:: DATA ENTRIES ::
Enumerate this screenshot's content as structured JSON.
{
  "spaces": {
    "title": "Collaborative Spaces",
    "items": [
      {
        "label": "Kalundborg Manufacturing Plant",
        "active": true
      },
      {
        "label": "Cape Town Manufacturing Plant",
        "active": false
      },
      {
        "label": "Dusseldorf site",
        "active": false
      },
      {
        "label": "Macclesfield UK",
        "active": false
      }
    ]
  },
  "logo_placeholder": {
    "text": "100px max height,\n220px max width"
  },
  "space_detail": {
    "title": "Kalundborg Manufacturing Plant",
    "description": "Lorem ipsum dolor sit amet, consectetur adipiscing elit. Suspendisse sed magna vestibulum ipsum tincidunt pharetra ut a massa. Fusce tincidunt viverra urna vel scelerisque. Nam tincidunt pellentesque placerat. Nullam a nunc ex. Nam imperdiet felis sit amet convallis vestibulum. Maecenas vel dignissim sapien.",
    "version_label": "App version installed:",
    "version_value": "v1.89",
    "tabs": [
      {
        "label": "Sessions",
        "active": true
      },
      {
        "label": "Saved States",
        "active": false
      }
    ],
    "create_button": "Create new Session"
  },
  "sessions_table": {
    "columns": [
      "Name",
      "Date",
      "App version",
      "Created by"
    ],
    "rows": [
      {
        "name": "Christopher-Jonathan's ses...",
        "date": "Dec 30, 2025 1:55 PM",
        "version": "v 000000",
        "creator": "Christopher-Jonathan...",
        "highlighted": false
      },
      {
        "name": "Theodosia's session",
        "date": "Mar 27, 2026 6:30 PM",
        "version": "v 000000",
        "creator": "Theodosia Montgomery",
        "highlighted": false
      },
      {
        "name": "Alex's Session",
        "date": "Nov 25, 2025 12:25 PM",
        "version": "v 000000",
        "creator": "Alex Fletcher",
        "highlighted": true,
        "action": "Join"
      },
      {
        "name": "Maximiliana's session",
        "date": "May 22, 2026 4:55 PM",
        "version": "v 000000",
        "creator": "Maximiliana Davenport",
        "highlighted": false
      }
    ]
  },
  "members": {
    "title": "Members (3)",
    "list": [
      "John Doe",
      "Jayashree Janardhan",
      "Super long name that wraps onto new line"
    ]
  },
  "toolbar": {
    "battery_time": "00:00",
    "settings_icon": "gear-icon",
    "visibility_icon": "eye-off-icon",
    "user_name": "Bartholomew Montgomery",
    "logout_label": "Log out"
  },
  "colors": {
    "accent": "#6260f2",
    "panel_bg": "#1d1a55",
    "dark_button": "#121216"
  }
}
:::
TASK TO COMPLETE » Output the complete data exactly as written.

SOLUTION »
Enumerate this screenshot's content as structured JSON.
{
  "spaces": {
    "title": "Collaborative Spaces",
    "items": [
      {
        "label": "Kalundborg Manufacturing Plant",
        "active": true
      },
      {
        "label": "Cape Town Manufacturing Plant",
        "active": false
      },
      {
        "label": "Dusseldorf site",
        "active": false
      },
      {
        "label": "Macclesfield UK",
        "active": false
      }
    ]
  },
  "logo_placeholder": {
    "text": "100px max height,\n220px max width"
  },
  "space_detail": {
    "title": "Kalundborg Manufacturing Plant",
    "description": "Lorem ipsum dolor sit amet, consectetur adipiscing elit. Suspendisse sed magna vestibulum ipsum tincidunt pharetra ut a massa. Fusce tincidunt viverra urna vel scelerisque. Nam tincidunt pellentesque placerat. Nullam a nunc ex. Nam imperdiet felis sit amet convallis vestibulum. Maecenas vel dignissim sapien.",
    "version_label": "App version installed:",
    "version_value": "v1.89",
    "tabs": [
      {
        "label": "Sessions",
        "active": true
      },
      {
        "label": "Saved States",
        "active": false
      }
    ],
    "create_button": "Create new Session"
  },
  "sessions_table": {
    "columns": [
      "Name",
      "Date",
      "App version",
      "Created by"
    ],
    "rows": [
      {
        "name": "Christopher-Jonathan's ses...",
        "date": "Dec 30, 2025 1:55 PM",
        "version": "v 000000",
        "creator": "Christopher-Jonathan...",
        "highlighted": false
      },
      {
        "name": "Theodosia's session",
        "date": "Mar 27, 2026 6:30 PM",
        "version": "v 000000",
        "creator": "Theodosia Montgomery",
        "highlighted": false
      },
      {
        "name": "Alex's Session",
        "date": "Nov 25, 2025 12:25 PM",
        "version": "v 000000",
        "creator": "Alex Fletcher",
        "highlighted": true,
        "action": "Join"
      },
      {
        "name": "Maximiliana's session",
        "date": "May 22, 2026 4:55 PM",
        "version": "v 000000",
        "creator": "Maximiliana Davenport",
        "highlighted": false
      }
    ]
  },
  "members": {
    "title": "Members (3)",
    "list": [
      "John Doe",
      "Jayashree Janardhan",
      "Super long name that wraps onto new line"
    ]
  },
  "toolbar": {
    "battery_time": "00:00",
    "settings_icon": "gear-icon",
    "visibility_icon": "eye-off-icon",
    "user_name": "Bartholomew Montgomery",
    "logout_label": "Log out"
  },
  "colors": {
    "accent": "#6260f2",
    "panel_bg": "#1d1a55",
    "dark_button": "#121216"
  }
}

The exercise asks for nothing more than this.